(Layout records)
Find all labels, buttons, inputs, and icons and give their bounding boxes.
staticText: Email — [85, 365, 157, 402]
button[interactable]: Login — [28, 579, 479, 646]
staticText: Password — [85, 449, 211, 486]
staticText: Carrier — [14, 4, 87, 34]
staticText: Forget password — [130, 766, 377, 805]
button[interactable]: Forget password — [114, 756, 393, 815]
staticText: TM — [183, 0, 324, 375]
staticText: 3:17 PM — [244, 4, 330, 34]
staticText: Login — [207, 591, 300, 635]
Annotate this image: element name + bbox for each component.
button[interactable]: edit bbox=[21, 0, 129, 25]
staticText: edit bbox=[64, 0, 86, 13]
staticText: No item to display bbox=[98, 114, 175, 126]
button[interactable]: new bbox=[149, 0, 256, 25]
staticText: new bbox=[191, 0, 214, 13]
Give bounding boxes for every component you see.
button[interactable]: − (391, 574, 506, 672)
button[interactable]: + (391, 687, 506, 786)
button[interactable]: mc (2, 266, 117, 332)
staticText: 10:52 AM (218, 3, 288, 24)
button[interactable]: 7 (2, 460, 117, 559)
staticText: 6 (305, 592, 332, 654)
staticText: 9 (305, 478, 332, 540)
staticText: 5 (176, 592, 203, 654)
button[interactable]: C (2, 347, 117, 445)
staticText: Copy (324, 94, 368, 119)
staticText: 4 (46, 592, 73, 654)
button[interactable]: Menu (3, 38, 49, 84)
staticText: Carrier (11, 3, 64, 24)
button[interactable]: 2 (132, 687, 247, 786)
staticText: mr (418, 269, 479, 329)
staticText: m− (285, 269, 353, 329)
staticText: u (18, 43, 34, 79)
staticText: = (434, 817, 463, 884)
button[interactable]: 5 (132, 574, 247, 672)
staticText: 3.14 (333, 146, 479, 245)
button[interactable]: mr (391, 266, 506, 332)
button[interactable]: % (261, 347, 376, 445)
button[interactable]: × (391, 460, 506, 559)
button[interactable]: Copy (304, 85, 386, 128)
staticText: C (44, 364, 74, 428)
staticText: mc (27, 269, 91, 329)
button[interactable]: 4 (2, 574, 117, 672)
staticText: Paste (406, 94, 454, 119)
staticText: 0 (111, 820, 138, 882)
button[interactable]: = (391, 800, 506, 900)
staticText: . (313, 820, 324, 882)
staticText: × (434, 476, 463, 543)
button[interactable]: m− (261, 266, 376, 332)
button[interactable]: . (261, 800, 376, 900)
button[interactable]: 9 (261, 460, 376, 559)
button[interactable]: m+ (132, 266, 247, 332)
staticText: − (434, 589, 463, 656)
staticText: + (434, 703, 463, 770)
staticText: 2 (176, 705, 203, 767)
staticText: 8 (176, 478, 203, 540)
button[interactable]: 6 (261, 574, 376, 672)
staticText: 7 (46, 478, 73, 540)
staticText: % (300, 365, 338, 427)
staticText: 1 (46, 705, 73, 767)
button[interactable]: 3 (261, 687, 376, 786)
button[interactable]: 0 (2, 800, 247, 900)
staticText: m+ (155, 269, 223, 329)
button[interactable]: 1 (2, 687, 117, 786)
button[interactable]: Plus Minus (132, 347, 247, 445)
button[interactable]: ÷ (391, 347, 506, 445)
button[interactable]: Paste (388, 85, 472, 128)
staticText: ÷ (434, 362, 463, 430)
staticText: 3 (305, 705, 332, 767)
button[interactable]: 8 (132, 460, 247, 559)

TASK BRIEF:
Convert every line of the items above into a Markdown table with two columns, No. and Entry. Number the rows in order and leave out blank lines.

TASK RESULT:
| No. | Entry |
|---|---|
| 1 | Find all labels, buttons, inputs, and icons and give their bounding boxes. |
| 2 | staticText: Email — [85, 365, 157, 402] |
| 3 | button[interactable]: Login — [28, 579, 479, 646] |
| 4 | staticText: Password — [85, 449, 211, 486] |
| 5 | staticText: Carrier — [14, 4, 87, 34] |
| 6 | staticText: Forget password — [130, 766, 377, 805] |
| 7 | button[interactable]: Forget password — [114, 756, 393, 815] |
| 8 | staticText: TM — [183, 0, 324, 375] |
| 9 | staticText: 3:17 PM — [244, 4, 330, 34] |
| 10 | staticText: Login — [207, 591, 300, 635] |
| 11 | Annotate this image: element name + bbox for each component. |
| 12 | button[interactable]: edit bbox=[21, 0, 129, 25] |
| 13 | staticText: edit bbox=[64, 0, 86, 13] |
| 14 | staticText: No item to display bbox=[98, 114, 175, 126] |
| 15 | button[interactable]: new bbox=[149, 0, 256, 25] |
| 16 | staticText: new bbox=[191, 0, 214, 13] |
| 17 | Give bounding boxes for every component you see. |
| 18 | button[interactable]: − (391, 574, 506, 672) |
| 19 | button[interactable]: + (391, 687, 506, 786) |
| 20 | button[interactable]: mc (2, 266, 117, 332) |
| 21 | staticText: 10:52 AM (218, 3, 288, 24) |
| 22 | button[interactable]: 7 (2, 460, 117, 559) |
| 23 | staticText: 6 (305, 592, 332, 654) |
| 24 | staticText: 9 (305, 478, 332, 540) |
| 25 | staticText: 5 (176, 592, 203, 654) |
| 26 | button[interactable]: C (2, 347, 117, 445) |
| 27 | staticText: Copy (324, 94, 368, 119) |
| 28 | staticText: 4 (46, 592, 73, 654) |
| 29 | button[interactable]: Menu (3, 38, 49, 84) |
| 30 | staticText: Carrier (11, 3, 64, 24) |
| 31 | button[interactable]: 2 (132, 687, 247, 786) |
| 32 | staticText: mr (418, 269, 479, 329) |
| 33 | staticText: m− (285, 269, 353, 329) |
| 34 | staticText: u (18, 43, 34, 79) |
| 35 | staticText: = (434, 817, 463, 884) |
| 36 | button[interactable]: 5 (132, 574, 247, 672) |
| 37 | staticText: 3.14 (333, 146, 479, 245) |
| 38 | button[interactable]: mr (391, 266, 506, 332) |
| 39 | button[interactable]: % (261, 347, 376, 445) |
| 40 | button[interactable]: × (391, 460, 506, 559) |
| 41 | button[interactable]: Copy (304, 85, 386, 128) |
| 42 | staticText: C (44, 364, 74, 428) |
| 43 | staticText: mc (27, 269, 91, 329) |
| 44 | button[interactable]: 4 (2, 574, 117, 672) |
| 45 | staticText: Paste (406, 94, 454, 119) |
| 46 | staticText: 0 (111, 820, 138, 882) |
| 47 | button[interactable]: = (391, 800, 506, 900) |
| 48 | staticText: . (313, 820, 324, 882) |
| 49 | staticText: × (434, 476, 463, 543) |
| 50 | button[interactable]: m− (261, 266, 376, 332) |
| 51 | button[interactable]: . (261, 800, 376, 900) |
| 52 | button[interactable]: 9 (261, 460, 376, 559) |
| 53 | button[interactable]: m+ (132, 266, 247, 332) |
| 54 | staticText: − (434, 589, 463, 656) |
| 55 | staticText: + (434, 703, 463, 770) |
| 56 | staticText: 2 (176, 705, 203, 767) |
| 57 | staticText: 8 (176, 478, 203, 540) |
| 58 | button[interactable]: 6 (261, 574, 376, 672) |
| 59 | staticText: 7 (46, 478, 73, 540) |
| 60 | staticText: % (300, 365, 338, 427) |
| 61 | staticText: 1 (46, 705, 73, 767) |
| 62 | button[interactable]: 3 (261, 687, 376, 786) |
| 63 | button[interactable]: 0 (2, 800, 247, 900) |
| 64 | staticText: m+ (155, 269, 223, 329) |
| 65 | button[interactable]: 1 (2, 687, 117, 786) |
| 66 | button[interactable]: Plus Minus (132, 347, 247, 445) |
| 67 | button[interactable]: ÷ (391, 347, 506, 445) |
| 68 | button[interactable]: Paste (388, 85, 472, 128) |
| 69 | staticText: ÷ (434, 362, 463, 430) |
| 70 | staticText: 3 (305, 705, 332, 767) |
| 71 | button[interactable]: 8 (132, 460, 247, 559) |